### Document content entries
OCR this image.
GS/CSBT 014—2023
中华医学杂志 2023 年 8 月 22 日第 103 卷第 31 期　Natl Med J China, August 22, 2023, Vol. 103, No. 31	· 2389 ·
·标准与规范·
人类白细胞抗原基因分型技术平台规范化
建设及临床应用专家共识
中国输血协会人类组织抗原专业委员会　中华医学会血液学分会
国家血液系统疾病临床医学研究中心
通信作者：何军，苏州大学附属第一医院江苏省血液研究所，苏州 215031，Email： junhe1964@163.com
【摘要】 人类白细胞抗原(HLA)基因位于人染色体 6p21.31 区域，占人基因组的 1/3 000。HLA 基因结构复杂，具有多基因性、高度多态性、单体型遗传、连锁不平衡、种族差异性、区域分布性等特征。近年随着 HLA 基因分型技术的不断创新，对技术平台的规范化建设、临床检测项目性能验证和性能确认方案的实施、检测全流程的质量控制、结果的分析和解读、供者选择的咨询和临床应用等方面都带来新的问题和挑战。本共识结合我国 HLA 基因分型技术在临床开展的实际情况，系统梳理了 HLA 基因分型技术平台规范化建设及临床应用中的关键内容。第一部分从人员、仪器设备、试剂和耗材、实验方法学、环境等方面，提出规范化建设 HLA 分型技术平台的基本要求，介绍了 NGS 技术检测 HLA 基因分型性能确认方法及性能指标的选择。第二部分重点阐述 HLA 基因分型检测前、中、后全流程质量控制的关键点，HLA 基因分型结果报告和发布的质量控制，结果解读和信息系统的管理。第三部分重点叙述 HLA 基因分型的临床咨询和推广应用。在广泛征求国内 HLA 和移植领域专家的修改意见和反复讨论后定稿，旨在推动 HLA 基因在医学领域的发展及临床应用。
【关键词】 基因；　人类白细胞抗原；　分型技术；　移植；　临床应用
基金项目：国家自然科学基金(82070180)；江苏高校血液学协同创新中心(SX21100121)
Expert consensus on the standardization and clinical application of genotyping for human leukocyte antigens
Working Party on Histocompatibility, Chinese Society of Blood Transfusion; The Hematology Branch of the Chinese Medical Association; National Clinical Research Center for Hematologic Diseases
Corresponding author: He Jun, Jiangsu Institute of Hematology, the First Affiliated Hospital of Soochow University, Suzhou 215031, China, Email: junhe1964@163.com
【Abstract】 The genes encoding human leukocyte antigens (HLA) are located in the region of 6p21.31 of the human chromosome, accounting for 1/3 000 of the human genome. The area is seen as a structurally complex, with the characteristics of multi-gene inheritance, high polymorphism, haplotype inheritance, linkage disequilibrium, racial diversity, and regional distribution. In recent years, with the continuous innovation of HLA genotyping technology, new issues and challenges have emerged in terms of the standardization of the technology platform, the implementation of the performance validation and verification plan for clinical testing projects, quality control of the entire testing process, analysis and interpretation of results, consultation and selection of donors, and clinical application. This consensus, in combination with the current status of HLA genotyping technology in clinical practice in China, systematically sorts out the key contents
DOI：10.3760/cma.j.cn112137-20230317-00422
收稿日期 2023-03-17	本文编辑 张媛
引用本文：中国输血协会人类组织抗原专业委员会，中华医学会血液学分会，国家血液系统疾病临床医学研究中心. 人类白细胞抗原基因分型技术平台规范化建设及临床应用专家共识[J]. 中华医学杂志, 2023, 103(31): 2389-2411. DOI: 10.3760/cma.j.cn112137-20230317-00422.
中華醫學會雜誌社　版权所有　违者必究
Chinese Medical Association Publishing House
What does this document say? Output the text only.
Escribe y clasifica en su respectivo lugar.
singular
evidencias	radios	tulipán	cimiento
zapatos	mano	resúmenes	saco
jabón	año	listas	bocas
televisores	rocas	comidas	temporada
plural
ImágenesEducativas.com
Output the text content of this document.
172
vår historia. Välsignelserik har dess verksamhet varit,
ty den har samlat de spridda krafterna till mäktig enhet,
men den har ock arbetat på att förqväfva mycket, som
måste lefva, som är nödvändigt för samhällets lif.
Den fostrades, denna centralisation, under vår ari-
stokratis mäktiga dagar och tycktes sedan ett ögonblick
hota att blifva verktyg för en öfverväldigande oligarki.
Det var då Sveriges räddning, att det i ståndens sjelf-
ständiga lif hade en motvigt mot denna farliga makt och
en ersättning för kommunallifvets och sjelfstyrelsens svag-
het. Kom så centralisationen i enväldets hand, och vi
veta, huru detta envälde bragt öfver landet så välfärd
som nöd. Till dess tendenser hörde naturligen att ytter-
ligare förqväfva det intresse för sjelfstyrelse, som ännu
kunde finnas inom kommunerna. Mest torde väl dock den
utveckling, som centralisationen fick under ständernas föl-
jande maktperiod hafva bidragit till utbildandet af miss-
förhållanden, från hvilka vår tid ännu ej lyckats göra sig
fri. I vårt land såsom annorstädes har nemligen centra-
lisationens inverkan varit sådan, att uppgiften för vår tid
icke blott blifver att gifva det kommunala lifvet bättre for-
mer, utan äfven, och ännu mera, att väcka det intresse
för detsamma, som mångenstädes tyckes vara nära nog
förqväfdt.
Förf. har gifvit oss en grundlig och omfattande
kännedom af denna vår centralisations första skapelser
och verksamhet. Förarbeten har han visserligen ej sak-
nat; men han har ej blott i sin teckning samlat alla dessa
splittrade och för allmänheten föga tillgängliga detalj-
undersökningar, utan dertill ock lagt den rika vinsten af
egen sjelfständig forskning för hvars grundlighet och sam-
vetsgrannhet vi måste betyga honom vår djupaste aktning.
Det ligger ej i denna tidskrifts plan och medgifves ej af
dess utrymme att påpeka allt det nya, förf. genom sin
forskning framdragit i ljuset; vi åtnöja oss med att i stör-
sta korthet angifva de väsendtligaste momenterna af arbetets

### TASK DETAILS
Each line above must be printed exactly as it appears.

### YOUR RESPONSE
OCR this image.
GS/CSBT 014—2023
中华医学杂志 2023 年 8 月 22 日第 103 卷第 31 期　Natl Med J China, August 22, 2023, Vol. 103, No. 31	· 2389 ·
·标准与规范·
人类白细胞抗原基因分型技术平台规范化
建设及临床应用专家共识
中国输血协会人类组织抗原专业委员会　中华医学会血液学分会
国家血液系统疾病临床医学研究中心
通信作者：何军，苏州大学附属第一医院江苏省血液研究所，苏州 215031，Email： junhe1964@163.com
【摘要】 人类白细胞抗原(HLA)基因位于人染色体 6p21.31 区域，占人基因组的 1/3 000。HLA 基因结构复杂，具有多基因性、高度多态性、单体型遗传、连锁不平衡、种族差异性、区域分布性等特征。近年随着 HLA 基因分型技术的不断创新，对技术平台的规范化建设、临床检测项目性能验证和性能确认方案的实施、检测全流程的质量控制、结果的分析和解读、供者选择的咨询和临床应用等方面都带来新的问题和挑战。本共识结合我国 HLA 基因分型技术在临床开展的实际情况，系统梳理了 HLA 基因分型技术平台规范化建设及临床应用中的关键内容。第一部分从人员、仪器设备、试剂和耗材、实验方法学、环境等方面，提出规范化建设 HLA 分型技术平台的基本要求，介绍了 NGS 技术检测 HLA 基因分型性能确认方法及性能指标的选择。第二部分重点阐述 HLA 基因分型检测前、中、后全流程质量控制的关键点，HLA 基因分型结果报告和发布的质量控制，结果解读和信息系统的管理。第三部分重点叙述 HLA 基因分型的临床咨询和推广应用。在广泛征求国内 HLA 和移植领域专家的修改意见和反复讨论后定稿，旨在推动 HLA 基因在医学领域的发展及临床应用。
【关键词】 基因；　人类白细胞抗原；　分型技术；　移植；　临床应用
基金项目：国家自然科学基金(82070180)；江苏高校血液学协同创新中心(SX21100121)
Expert consensus on the standardization and clinical application of genotyping for human leukocyte antigens
Working Party on Histocompatibility, Chinese Society of Blood Transfusion; The Hematology Branch of the Chinese Medical Association; National Clinical Research Center for Hematologic Diseases
Corresponding author: He Jun, Jiangsu Institute of Hematology, the First Affiliated Hospital of Soochow University, Suzhou 215031, China, Email: junhe1964@163.com
【Abstract】 The genes encoding human leukocyte antigens (HLA) are located in the region of 6p21.31 of the human chromosome, accounting for 1/3 000 of the human genome. The area is seen as a structurally complex, with the characteristics of multi-gene inheritance, high polymorphism, haplotype inheritance, linkage disequilibrium, racial diversity, and regional distribution. In recent years, with the continuous innovation of HLA genotyping technology, new issues and challenges have emerged in terms of the standardization of the technology platform, the implementation of the performance validation and verification plan for clinical testing projects, quality control of the entire testing process, analysis and interpretation of results, consultation and selection of donors, and clinical application. This consensus, in combination with the current status of HLA genotyping technology in clinical practice in China, systematically sorts out the key contents
DOI：10.3760/cma.j.cn112137-20230317-00422
收稿日期 2023-03-17	本文编辑 张媛
引用本文：中国输血协会人类组织抗原专业委员会，中华医学会血液学分会，国家血液系统疾病临床医学研究中心. 人类白细胞抗原基因分型技术平台规范化建设及临床应用专家共识[J]. 中华医学杂志, 2023, 103(31): 2389-2411. DOI: 10.3760/cma.j.cn112137-20230317-00422.
中華醫學會雜誌社　版权所有　违者必究
Chinese Medical Association Publishing House
What does this document say? Output the text only.
Escribe y clasifica en su respectivo lugar.
singular
evidencias	radios	tulipán	cimiento
zapatos	mano	resúmenes	saco
jabón	año	listas	bocas
televisores	rocas	comidas	temporada
plural
ImágenesEducativas.com
Output the text content of this document.
172
vår historia. Välsignelserik har dess verksamhet varit,
ty den har samlat de spridda krafterna till mäktig enhet,
men den har ock arbetat på att förqväfva mycket, som
måste lefva, som är nödvändigt för samhällets lif.
Den fostrades, denna centralisation, under vår ari-
stokratis mäktiga dagar och tycktes sedan ett ögonblick
hota att blifva verktyg för en öfverväldigande oligarki.
Det var då Sveriges räddning, att det i ståndens sjelf-
ständiga lif hade en motvigt mot denna farliga makt och
en ersättning för kommunallifvets och sjelfstyrelsens svag-
het. Kom så centralisationen i enväldets hand, och vi
veta, huru detta envälde bragt öfver landet så välfärd
som nöd. Till dess tendenser hörde naturligen att ytter-
ligare förqväfva det intresse för sjelfstyrelse, som ännu
kunde finnas inom kommunerna. Mest torde väl dock den
utveckling, som centralisationen fick under ständernas föl-
jande maktperiod hafva bidragit till utbildandet af miss-
förhållanden, från hvilka vår tid ännu ej lyckats göra sig
fri. I vårt land såsom annorstädes har nemligen centra-
lisationens inverkan varit sådan, att uppgiften för vår tid
icke blott blifver att gifva det kommunala lifvet bättre for-
mer, utan äfven, och ännu mera, att väcka det intresse
för detsamma, som mångenstädes tyckes vara nära nog
förqväfdt.
Förf. har gifvit oss en grundlig och omfattande
kännedom af denna vår centralisations första skapelser
och verksamhet. Förarbeten har han visserligen ej sak-
nat; men han har ej blott i sin teckning samlat alla dessa
splittrade och för allmänheten föga tillgängliga detalj-
undersökningar, utan dertill ock lagt den rika vinsten af
egen sjelfständig forskning för hvars grundlighet och sam-
vetsgrannhet vi måste betyga honom vår djupaste aktning.
Det ligger ej i denna tidskrifts plan och medgifves ej af
dess utrymme att påpeka allt det nya, förf. genom sin
forskning framdragit i ljuset; vi åtnöja oss med att i stör-
sta korthet angifva de väsendtligaste momenterna af arbetets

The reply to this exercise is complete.